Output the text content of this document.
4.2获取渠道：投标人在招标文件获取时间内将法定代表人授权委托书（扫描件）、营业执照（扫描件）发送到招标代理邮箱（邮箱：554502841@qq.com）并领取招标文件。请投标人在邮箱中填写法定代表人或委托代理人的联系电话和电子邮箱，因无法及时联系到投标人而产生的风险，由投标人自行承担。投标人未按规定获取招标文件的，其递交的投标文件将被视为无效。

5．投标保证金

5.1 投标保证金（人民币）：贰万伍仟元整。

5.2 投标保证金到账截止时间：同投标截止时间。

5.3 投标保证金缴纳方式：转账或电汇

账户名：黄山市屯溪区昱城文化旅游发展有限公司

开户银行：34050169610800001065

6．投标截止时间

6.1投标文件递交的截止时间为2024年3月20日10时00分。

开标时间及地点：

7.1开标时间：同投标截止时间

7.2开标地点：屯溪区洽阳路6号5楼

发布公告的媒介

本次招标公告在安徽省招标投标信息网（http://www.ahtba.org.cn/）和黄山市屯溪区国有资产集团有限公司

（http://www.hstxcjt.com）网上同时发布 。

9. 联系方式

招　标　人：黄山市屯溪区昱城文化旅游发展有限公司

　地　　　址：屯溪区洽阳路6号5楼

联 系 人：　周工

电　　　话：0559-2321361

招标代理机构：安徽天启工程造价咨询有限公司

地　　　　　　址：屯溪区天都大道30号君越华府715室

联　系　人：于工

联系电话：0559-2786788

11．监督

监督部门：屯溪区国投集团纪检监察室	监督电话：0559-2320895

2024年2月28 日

===============

> Stated problem
Every entry must be output again, exactly as written above.

> Solution to this task
Output the text content of this document.
4.2获取渠道：投标人在招标文件获取时间内将法定代表人授权委托书（扫描件）、营业执照（扫描件）发送到招标代理邮箱（邮箱：554502841@qq.com）并领取招标文件。请投标人在邮箱中填写法定代表人或委托代理人的联系电话和电子邮箱，因无法及时联系到投标人而产生的风险，由投标人自行承担。投标人未按规定获取招标文件的，其递交的投标文件将被视为无效。

5．投标保证金

5.1 投标保证金（人民币）：贰万伍仟元整。

5.2 投标保证金到账截止时间：同投标截止时间。

5.3 投标保证金缴纳方式：转账或电汇

账户名：黄山市屯溪区昱城文化旅游发展有限公司

开户银行：34050169610800001065

6．投标截止时间

6.1投标文件递交的截止时间为2024年3月20日10时00分。

开标时间及地点：

7.1开标时间：同投标截止时间

7.2开标地点：屯溪区洽阳路6号5楼

发布公告的媒介

本次招标公告在安徽省招标投标信息网（http://www.ahtba.org.cn/）和黄山市屯溪区国有资产集团有限公司

（http://www.hstxcjt.com）网上同时发布 。

9. 联系方式

招　标　人：黄山市屯溪区昱城文化旅游发展有限公司

　地　　　址：屯溪区洽阳路6号5楼

联 系 人：　周工

电　　　话：0559-2321361

招标代理机构：安徽天启工程造价咨询有限公司

地　　　　　　址：屯溪区天都大道30号君越华府715室

联　系　人：于工

联系电话：0559-2786788

11．监督

监督部门：屯溪区国投集团纪检监察室	监督电话：0559-2320895

2024年2月28 日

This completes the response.